(Part of a data file)
_____

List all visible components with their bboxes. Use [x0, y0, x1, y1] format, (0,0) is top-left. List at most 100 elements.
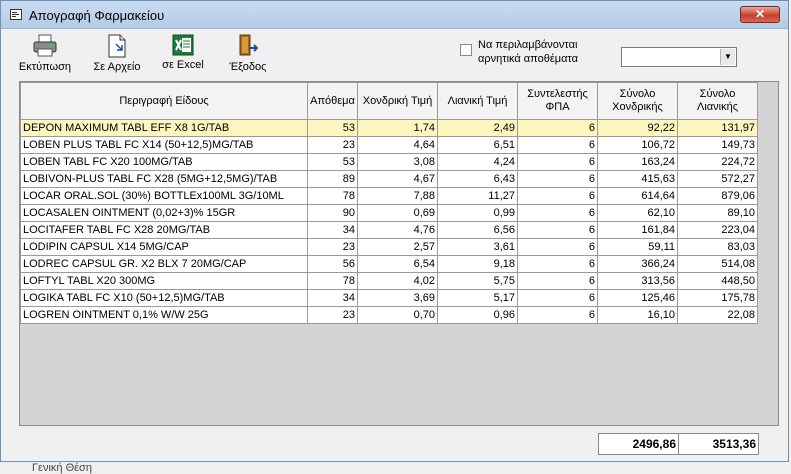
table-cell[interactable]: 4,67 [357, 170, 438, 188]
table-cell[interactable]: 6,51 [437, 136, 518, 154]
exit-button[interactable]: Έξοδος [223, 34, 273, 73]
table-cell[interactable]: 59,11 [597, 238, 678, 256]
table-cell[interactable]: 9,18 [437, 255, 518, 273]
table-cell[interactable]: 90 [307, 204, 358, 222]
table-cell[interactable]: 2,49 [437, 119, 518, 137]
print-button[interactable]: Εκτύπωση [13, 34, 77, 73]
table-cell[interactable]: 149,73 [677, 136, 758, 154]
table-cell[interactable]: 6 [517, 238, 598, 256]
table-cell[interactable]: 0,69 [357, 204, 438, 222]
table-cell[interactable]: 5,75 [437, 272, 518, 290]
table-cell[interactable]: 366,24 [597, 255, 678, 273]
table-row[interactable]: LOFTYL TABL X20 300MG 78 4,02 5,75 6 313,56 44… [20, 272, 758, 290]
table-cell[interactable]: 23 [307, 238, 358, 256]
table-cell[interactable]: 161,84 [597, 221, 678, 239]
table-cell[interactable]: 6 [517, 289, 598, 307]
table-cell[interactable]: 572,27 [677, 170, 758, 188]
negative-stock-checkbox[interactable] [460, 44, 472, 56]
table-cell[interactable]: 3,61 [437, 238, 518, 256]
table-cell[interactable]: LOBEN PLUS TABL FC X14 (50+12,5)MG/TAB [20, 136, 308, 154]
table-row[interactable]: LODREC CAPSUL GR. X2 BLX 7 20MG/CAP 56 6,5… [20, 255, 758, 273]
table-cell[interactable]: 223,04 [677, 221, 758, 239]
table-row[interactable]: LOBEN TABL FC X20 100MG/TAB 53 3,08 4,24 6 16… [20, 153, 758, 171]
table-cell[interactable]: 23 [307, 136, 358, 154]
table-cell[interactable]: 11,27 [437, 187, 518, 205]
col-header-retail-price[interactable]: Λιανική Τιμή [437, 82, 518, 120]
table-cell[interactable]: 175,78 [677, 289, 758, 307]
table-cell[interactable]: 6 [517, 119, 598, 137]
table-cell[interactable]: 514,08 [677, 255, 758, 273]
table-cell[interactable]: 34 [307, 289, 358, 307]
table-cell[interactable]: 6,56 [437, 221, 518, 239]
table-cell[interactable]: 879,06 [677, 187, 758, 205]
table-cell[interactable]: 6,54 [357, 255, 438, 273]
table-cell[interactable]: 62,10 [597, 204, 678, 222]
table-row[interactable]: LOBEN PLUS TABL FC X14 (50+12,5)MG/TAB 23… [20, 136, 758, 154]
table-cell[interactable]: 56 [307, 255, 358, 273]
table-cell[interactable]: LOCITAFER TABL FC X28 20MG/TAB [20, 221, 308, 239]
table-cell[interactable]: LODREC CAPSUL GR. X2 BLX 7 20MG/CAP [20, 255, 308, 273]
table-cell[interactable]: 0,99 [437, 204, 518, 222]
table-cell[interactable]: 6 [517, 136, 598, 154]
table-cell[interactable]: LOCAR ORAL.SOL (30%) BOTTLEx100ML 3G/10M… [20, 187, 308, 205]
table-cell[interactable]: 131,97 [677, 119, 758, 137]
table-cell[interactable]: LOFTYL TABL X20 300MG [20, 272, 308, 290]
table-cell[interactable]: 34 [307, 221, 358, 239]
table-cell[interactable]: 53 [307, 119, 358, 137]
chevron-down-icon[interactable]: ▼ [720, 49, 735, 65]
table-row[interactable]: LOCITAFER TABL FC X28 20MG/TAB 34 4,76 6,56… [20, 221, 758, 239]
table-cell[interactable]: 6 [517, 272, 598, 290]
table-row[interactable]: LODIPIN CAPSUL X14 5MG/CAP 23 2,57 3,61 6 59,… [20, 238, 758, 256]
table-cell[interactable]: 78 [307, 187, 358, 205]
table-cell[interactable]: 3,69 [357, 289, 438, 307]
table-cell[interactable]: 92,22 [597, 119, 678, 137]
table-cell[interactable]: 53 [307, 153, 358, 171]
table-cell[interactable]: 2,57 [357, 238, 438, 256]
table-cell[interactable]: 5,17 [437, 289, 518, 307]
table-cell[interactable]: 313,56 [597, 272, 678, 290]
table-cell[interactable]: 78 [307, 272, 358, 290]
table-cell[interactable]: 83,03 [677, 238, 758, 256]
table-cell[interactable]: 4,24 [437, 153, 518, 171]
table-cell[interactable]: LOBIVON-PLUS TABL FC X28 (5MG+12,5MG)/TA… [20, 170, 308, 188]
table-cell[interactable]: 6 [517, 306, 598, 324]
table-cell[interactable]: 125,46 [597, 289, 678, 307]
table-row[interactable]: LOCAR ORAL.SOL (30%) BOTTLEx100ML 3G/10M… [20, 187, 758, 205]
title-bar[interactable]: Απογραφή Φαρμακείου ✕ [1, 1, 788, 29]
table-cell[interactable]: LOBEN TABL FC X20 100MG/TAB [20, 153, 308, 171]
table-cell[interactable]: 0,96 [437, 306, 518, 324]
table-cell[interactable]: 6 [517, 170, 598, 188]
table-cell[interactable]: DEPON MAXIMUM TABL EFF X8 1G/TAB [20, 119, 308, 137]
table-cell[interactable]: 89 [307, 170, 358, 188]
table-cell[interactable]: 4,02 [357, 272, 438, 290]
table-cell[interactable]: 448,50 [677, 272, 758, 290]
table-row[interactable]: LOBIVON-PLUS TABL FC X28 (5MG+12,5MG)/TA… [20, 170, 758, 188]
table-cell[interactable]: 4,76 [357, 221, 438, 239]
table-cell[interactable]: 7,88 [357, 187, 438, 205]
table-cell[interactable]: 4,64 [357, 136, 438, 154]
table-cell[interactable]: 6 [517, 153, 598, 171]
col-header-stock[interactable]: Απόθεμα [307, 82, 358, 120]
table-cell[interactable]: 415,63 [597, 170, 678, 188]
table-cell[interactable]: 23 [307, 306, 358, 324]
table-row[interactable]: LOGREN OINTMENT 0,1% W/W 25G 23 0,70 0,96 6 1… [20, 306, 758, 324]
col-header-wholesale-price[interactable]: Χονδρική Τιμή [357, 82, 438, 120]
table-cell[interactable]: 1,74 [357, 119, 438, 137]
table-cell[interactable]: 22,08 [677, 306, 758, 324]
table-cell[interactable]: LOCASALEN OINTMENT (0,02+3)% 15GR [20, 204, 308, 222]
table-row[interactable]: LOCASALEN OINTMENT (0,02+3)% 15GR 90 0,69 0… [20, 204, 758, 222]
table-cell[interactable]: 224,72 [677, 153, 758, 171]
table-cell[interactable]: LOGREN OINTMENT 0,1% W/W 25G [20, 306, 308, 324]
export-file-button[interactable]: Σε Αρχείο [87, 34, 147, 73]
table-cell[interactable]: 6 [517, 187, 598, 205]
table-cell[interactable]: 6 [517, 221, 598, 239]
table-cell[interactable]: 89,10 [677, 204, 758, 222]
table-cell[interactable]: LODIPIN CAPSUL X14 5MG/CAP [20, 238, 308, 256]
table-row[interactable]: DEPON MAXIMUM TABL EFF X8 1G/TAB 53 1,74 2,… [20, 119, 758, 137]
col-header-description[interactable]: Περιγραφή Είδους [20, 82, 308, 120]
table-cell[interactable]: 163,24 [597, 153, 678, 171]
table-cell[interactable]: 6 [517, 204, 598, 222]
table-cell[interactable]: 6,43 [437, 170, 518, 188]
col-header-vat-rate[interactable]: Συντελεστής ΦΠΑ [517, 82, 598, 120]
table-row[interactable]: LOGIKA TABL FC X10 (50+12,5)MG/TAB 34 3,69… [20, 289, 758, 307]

_____

**TASK PROMPT**
Copy the lines of the records verbatim, from the one containing "table-cell[interactable]: 4,67 [357, 170, 438, 188]" through the one containing "table-cell[interactable]: 3,61 [437, 238, 518, 256]", including both of those lines.

**SOLUTION TO THE PROBLEM**
table-cell[interactable]: 4,67 [357, 170, 438, 188]
table-cell[interactable]: 6,51 [437, 136, 518, 154]
exit-button[interactable]: Έξοδος [223, 34, 273, 73]
table-cell[interactable]: 59,11 [597, 238, 678, 256]
table-cell[interactable]: 9,18 [437, 255, 518, 273]
table-cell[interactable]: 90 [307, 204, 358, 222]
table-cell[interactable]: 2,49 [437, 119, 518, 137]
print-button[interactable]: Εκτύπωση [13, 34, 77, 73]
table-cell[interactable]: 149,73 [677, 136, 758, 154]
table-cell[interactable]: 6 [517, 238, 598, 256]
table-cell[interactable]: 0,69 [357, 204, 438, 222]
table-cell[interactable]: 5,75 [437, 272, 518, 290]
table-cell[interactable]: 366,24 [597, 255, 678, 273]
table-row[interactable]: LOFTYL TABL X20 300MG 78 4,02 5,75 6 313,56 44… [20, 272, 758, 290]
table-cell[interactable]: 23 [307, 238, 358, 256]
table-cell[interactable]: 161,84 [597, 221, 678, 239]
table-cell[interactable]: 6 [517, 289, 598, 307]
table-cell[interactable]: 572,27 [677, 170, 758, 188]
negative-stock-checkbox[interactable] [460, 44, 472, 56]
table-cell[interactable]: 3,61 [437, 238, 518, 256]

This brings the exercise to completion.